*Input for this task:*
---*---

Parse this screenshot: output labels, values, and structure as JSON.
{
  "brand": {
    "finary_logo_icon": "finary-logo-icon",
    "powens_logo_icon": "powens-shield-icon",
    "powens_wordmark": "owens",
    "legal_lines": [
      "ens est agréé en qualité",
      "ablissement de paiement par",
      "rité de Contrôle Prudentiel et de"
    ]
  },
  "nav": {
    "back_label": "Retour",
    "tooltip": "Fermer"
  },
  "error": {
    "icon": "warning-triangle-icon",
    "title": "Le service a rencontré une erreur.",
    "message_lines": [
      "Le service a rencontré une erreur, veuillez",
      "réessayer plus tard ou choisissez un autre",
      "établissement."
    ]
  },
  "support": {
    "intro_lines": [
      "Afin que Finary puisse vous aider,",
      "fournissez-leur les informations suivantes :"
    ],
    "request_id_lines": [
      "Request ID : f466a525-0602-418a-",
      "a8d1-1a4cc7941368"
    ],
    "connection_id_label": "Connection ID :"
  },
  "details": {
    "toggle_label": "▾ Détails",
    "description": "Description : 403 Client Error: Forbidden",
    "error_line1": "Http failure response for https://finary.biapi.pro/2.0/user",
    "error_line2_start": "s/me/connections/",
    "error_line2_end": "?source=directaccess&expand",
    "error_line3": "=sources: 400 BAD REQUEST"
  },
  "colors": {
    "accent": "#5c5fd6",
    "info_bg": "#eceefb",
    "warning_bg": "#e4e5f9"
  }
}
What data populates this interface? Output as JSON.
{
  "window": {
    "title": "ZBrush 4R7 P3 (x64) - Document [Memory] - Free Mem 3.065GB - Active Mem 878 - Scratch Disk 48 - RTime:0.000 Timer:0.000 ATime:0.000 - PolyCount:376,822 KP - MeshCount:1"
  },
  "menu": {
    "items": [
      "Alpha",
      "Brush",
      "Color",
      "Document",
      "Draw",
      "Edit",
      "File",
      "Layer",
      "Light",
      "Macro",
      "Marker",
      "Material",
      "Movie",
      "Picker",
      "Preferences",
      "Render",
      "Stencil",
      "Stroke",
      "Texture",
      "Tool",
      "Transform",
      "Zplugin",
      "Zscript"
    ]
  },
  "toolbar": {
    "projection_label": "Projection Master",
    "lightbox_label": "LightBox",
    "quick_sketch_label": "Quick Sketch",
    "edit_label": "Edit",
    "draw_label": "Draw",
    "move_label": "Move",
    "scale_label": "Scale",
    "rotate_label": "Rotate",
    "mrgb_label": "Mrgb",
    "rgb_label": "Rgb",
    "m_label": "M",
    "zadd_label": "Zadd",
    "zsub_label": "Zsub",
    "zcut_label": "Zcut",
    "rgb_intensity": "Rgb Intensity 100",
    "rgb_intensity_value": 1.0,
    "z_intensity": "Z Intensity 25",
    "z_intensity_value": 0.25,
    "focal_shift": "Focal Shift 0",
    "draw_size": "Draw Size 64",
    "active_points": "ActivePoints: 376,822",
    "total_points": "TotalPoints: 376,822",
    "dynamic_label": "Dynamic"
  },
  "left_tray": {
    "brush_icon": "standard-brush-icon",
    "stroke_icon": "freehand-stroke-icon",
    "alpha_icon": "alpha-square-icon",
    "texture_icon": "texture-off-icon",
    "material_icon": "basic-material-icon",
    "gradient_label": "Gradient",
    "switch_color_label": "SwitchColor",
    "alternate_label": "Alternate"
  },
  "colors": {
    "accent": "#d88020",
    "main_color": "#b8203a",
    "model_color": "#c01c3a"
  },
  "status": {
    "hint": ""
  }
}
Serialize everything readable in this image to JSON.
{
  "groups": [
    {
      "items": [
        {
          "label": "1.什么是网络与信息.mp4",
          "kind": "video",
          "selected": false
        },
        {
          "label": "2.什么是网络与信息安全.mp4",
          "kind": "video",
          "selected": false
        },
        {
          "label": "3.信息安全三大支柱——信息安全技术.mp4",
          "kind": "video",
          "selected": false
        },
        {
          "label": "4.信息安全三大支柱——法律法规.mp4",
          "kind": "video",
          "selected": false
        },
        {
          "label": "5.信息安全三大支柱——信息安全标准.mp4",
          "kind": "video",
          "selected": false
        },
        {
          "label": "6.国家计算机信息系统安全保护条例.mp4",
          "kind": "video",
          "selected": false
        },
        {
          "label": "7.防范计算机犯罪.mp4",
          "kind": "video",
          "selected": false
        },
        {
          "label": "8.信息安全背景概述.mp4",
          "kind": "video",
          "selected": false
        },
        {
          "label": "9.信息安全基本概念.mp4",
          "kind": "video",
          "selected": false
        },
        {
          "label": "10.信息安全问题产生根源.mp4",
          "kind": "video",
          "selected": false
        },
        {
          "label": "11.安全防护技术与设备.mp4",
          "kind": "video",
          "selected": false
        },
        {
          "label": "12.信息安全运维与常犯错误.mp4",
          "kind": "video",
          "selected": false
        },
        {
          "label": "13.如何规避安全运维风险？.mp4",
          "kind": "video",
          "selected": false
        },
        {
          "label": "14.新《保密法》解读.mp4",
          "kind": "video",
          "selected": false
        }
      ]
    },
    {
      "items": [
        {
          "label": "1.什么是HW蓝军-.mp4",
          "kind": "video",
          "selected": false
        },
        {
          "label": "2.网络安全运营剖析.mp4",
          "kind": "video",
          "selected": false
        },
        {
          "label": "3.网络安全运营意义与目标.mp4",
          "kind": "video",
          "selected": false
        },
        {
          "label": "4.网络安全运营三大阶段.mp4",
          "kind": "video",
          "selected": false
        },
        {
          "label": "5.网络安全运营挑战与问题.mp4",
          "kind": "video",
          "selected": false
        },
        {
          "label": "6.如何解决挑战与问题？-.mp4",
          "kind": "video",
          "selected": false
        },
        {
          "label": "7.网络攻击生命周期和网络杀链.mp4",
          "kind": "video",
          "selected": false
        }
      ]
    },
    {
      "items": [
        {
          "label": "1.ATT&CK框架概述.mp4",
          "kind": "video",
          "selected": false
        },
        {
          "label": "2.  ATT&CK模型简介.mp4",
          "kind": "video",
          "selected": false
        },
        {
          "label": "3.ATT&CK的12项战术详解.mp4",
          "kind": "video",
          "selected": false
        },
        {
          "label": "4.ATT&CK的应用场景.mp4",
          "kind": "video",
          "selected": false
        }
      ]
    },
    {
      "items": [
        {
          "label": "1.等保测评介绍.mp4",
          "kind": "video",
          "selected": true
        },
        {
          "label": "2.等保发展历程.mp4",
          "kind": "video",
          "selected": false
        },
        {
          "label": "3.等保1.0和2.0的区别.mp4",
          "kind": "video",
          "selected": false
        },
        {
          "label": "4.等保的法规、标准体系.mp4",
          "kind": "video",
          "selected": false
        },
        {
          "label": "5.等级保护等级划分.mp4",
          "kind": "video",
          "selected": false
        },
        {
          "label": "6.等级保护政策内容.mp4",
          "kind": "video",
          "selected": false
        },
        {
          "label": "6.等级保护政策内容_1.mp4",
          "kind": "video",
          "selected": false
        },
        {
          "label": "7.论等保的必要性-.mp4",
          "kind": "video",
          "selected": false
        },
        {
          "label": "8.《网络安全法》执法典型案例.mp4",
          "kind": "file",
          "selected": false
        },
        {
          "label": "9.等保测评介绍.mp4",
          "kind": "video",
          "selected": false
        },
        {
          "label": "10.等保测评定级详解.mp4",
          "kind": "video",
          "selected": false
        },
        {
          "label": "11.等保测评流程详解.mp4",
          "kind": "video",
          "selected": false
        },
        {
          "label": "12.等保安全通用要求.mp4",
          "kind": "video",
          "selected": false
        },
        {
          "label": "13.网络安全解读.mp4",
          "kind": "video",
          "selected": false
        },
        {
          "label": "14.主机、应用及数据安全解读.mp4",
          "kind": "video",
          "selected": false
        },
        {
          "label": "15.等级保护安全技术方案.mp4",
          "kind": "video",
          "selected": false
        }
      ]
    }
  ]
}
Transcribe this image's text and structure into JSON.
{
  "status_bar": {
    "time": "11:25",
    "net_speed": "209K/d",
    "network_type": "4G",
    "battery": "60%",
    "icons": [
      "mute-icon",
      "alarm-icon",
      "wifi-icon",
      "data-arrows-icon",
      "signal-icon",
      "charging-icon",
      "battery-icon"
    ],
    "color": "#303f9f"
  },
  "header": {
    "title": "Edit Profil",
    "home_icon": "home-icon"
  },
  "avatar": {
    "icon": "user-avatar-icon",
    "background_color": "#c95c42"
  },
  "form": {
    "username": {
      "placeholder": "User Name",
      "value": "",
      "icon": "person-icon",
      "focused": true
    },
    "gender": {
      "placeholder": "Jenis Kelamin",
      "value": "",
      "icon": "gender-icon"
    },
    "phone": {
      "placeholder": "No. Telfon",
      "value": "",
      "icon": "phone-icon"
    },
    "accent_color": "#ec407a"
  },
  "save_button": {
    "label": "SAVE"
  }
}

---*---

*Task to complete:* Repeat word for word each line from the one with "Transcribe this image's" to the end of the records above, inclusive.

*Solution for this task:*
Transcribe this image's text and structure into JSON.
{
  "status_bar": {
    "time": "11:25",
    "net_speed": "209K/d",
    "network_type": "4G",
    "battery": "60%",
    "icons": [
      "mute-icon",
      "alarm-icon",
      "wifi-icon",
      "data-arrows-icon",
      "signal-icon",
      "charging-icon",
      "battery-icon"
    ],
    "color": "#303f9f"
  },
  "header": {
    "title": "Edit Profil",
    "home_icon": "home-icon"
  },
  "avatar": {
    "icon": "user-avatar-icon",
    "background_color": "#c95c42"
  },
  "form": {
    "username": {
      "placeholder": "User Name",
      "value": "",
      "icon": "person-icon",
      "focused": true
    },
    "gender": {
      "placeholder": "Jenis Kelamin",
      "value": "",
      "icon": "gender-icon"
    },
    "phone": {
      "placeholder": "No. Telfon",
      "value": "",
      "icon": "phone-icon"
    },
    "accent_color": "#ec407a"
  },
  "save_button": {
    "label": "SAVE"
  }
}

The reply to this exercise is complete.